_EXCERPTED PASSAGE_.
==*==

It was instrumental. The time we spent working with them, understanding their business, understanding what is really unique about not only what they create but their point of view on what they create… No matter who you talked to, whether it was the guys running the presses or the people doing pre-production, you kept hearing that this was a very tight-knit group, that they were there ultimately for the work… All of these different filters – the interview process and the rigour that went into talking to everyone – it was hugely important in the formulation of the strategic way in and the final result.
How does your work affect how you interact with the world on a daily basis?
Strategy at its core is about understanding brands and their role and place within culture. So one has to spend time not only observing but participating in culture. A lot of being a strategist these days is about doing as much as it is about thinking: creating projects and experimenting with things, having personal projects and exploring things… I work on a podcast where we spend a lot of time talking about cars [called “The Bucket Seat”]. I’ve worked on some musical projects with friends. All of those things give you a lens through which to look at brands – brands as cultural artifacts – and understand how they need to be positioned so that people react to them in the way we ultimately would like them to.

==*==

_GIVEN DATA_.
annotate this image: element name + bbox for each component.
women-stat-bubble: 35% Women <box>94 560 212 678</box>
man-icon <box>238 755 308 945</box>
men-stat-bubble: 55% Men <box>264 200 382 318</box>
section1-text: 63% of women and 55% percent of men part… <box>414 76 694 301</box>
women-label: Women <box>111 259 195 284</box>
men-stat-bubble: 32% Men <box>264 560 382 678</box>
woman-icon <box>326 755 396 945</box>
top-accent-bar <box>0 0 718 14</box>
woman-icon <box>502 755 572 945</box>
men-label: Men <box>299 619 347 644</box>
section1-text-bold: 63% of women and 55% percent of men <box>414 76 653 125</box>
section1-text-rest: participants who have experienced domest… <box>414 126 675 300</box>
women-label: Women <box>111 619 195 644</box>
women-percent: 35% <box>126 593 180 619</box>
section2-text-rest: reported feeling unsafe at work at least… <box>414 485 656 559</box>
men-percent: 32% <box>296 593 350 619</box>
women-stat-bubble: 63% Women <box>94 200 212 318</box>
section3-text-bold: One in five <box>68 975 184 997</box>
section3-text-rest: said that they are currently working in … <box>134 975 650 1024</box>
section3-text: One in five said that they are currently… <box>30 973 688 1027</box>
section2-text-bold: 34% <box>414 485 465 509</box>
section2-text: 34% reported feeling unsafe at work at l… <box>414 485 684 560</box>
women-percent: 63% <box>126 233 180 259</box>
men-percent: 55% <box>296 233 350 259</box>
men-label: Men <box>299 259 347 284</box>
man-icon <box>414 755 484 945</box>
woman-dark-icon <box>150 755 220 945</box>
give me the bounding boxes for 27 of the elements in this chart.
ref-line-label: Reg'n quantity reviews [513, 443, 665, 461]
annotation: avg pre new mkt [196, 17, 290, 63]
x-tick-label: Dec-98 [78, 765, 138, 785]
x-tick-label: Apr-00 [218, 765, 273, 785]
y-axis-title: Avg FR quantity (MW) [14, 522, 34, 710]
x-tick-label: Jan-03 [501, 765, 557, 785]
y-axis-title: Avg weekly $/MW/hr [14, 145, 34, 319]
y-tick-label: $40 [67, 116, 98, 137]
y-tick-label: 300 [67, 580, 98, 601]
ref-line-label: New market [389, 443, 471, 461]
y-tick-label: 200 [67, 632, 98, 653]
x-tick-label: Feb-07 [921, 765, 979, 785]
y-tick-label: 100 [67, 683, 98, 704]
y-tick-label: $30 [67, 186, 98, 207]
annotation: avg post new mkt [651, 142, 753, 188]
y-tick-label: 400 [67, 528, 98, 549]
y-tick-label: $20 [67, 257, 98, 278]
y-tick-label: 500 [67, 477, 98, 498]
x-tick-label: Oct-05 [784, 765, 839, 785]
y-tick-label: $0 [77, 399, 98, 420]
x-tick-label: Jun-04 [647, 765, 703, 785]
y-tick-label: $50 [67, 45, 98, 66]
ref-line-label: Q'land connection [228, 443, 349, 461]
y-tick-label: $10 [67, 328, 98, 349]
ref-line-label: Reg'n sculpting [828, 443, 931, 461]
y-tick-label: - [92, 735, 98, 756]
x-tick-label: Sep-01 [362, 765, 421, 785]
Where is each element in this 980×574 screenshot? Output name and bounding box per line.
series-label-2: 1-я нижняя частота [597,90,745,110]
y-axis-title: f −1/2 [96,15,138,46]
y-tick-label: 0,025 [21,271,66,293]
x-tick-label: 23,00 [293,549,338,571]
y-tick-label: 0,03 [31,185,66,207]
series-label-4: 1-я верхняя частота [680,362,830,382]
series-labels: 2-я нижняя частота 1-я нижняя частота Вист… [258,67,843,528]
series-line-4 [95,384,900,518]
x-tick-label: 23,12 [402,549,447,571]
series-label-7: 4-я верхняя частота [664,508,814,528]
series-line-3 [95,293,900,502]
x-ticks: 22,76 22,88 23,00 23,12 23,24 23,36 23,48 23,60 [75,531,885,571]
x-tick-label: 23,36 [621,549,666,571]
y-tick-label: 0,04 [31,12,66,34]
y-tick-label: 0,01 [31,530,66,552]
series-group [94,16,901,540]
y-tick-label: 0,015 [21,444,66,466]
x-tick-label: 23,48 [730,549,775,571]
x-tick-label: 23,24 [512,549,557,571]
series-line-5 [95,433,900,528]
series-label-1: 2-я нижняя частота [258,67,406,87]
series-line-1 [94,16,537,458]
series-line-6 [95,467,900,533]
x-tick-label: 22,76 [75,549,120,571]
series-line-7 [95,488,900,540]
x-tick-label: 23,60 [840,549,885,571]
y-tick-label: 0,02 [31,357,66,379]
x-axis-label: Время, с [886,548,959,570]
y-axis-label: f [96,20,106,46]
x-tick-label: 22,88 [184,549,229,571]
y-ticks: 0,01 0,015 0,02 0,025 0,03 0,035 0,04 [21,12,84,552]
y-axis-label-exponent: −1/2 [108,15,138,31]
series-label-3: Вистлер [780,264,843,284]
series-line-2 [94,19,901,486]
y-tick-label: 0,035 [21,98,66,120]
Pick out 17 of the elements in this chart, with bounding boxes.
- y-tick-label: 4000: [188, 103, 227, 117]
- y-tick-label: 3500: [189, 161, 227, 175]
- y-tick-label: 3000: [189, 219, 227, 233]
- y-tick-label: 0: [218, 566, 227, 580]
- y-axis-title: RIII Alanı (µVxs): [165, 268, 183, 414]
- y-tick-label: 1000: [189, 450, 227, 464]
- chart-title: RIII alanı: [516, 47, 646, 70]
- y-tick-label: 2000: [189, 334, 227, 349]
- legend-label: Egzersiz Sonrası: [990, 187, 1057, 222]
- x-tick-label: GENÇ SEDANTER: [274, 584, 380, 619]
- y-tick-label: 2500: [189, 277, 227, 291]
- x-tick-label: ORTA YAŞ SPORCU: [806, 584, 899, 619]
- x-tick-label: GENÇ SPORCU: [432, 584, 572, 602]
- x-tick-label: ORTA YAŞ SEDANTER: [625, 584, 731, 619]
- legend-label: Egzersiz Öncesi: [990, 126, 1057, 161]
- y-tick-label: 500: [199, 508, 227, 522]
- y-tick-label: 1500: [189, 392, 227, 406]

==*==

_TASK OBJECTIVE_.
In the interview on brand strategy, what is the name of the podcast about cars? The material is separate from the interview text and unrelated to it.

_RESULT OF THE EXERCISE_.
"The Bucket Seat"